[start]

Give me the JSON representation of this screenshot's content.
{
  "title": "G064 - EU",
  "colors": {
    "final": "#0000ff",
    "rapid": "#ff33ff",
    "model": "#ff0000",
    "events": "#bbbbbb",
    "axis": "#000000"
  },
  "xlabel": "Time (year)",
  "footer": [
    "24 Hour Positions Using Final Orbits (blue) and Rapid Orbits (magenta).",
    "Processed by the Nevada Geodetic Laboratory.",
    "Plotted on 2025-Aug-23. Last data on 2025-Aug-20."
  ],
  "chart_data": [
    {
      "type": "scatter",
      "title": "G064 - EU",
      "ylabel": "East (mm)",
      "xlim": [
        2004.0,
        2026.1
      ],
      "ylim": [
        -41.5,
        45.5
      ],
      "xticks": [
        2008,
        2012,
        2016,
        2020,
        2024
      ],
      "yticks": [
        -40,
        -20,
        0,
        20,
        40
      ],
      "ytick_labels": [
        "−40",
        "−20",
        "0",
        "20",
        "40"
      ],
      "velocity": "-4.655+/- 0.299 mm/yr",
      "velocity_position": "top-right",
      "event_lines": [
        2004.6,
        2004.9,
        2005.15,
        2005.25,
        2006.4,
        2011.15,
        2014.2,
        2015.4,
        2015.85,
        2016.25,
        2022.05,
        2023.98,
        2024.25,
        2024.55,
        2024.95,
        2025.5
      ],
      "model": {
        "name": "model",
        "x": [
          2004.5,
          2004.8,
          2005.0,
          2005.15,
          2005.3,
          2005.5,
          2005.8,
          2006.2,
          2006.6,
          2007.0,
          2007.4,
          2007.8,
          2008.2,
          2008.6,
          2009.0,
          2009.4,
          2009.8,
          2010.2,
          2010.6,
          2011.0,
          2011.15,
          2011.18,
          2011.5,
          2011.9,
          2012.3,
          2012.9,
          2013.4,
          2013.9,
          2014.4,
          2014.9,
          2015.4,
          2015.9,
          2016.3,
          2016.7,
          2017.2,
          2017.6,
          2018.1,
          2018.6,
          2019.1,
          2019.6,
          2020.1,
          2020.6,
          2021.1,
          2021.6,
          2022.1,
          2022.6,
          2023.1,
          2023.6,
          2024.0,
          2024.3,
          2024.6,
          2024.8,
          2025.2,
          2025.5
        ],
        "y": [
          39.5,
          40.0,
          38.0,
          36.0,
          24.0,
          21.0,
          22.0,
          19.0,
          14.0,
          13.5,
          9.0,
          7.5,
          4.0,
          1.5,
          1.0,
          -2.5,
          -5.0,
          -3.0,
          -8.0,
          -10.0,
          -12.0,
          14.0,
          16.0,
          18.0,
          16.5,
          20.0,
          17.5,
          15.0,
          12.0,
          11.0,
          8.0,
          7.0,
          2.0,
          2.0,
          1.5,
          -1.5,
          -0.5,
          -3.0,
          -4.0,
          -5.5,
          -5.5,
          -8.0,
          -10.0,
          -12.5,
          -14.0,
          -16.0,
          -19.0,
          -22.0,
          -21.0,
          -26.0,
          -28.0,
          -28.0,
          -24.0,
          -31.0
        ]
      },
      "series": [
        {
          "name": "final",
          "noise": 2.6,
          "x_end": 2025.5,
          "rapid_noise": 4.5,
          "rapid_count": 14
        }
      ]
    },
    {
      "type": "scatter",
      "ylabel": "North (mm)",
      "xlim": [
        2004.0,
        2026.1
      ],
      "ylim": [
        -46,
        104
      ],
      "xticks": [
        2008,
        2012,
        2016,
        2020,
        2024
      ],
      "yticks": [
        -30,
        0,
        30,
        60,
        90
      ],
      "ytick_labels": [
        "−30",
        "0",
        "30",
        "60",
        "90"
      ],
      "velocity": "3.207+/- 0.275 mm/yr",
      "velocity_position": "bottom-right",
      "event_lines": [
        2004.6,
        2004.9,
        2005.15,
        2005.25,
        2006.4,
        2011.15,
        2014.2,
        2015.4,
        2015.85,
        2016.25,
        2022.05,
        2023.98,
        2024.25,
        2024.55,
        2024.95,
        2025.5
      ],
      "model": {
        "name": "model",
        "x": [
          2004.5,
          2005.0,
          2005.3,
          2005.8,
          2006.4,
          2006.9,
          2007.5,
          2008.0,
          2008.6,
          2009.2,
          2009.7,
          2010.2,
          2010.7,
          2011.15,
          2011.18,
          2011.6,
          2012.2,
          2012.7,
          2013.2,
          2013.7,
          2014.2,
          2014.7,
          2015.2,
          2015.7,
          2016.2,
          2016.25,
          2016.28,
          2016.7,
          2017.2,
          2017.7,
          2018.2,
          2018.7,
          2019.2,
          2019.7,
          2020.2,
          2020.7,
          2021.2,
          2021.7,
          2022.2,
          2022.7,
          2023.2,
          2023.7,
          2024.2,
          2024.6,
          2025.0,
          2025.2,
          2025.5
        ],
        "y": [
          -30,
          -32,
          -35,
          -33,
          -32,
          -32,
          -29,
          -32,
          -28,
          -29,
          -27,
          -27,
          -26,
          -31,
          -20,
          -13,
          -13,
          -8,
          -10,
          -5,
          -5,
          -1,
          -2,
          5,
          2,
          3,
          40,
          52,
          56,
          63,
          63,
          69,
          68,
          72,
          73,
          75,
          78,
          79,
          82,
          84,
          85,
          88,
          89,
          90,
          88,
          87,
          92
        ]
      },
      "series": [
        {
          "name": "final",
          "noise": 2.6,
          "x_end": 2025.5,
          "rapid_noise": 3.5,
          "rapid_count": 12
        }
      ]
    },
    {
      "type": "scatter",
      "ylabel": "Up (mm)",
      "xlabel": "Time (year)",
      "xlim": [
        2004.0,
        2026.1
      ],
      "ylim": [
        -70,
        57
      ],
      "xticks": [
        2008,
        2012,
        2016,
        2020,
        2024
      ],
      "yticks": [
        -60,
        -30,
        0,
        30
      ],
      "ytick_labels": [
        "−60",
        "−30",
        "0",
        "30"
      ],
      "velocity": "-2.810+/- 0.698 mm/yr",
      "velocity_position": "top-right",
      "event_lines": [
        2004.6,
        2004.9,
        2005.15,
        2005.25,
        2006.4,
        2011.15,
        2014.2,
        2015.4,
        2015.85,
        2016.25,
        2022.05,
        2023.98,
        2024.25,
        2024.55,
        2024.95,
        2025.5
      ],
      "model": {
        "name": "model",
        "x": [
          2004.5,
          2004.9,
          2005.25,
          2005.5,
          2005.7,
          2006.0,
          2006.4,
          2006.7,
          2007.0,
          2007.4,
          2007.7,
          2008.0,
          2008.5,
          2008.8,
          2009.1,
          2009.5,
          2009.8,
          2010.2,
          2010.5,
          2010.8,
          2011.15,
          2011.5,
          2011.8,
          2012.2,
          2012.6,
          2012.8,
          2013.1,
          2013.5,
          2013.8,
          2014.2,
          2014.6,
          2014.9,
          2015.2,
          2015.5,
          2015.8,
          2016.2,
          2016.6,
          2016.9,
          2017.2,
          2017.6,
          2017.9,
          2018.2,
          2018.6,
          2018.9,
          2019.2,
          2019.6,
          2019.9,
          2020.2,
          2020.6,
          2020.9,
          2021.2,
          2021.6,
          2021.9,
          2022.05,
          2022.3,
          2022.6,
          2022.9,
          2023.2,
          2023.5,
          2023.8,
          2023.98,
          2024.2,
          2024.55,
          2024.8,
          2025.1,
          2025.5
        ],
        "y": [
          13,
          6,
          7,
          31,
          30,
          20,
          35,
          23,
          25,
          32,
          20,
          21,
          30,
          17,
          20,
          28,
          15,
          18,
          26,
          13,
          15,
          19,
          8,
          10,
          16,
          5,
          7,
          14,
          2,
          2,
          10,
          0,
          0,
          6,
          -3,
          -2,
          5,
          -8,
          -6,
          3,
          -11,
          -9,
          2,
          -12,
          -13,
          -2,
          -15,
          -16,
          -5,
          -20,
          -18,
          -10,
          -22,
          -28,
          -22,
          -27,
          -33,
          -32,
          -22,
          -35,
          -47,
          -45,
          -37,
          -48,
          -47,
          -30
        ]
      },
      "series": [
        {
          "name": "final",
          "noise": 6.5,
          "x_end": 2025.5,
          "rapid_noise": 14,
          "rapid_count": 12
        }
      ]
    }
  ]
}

[end]

* Work to do
Which lines of the data include "ylabel"? Copy each of them.

* Result of the task
      "ylabel": "East (mm)",
      "ylabel": "North (mm)",
      "ylabel": "Up (mm)",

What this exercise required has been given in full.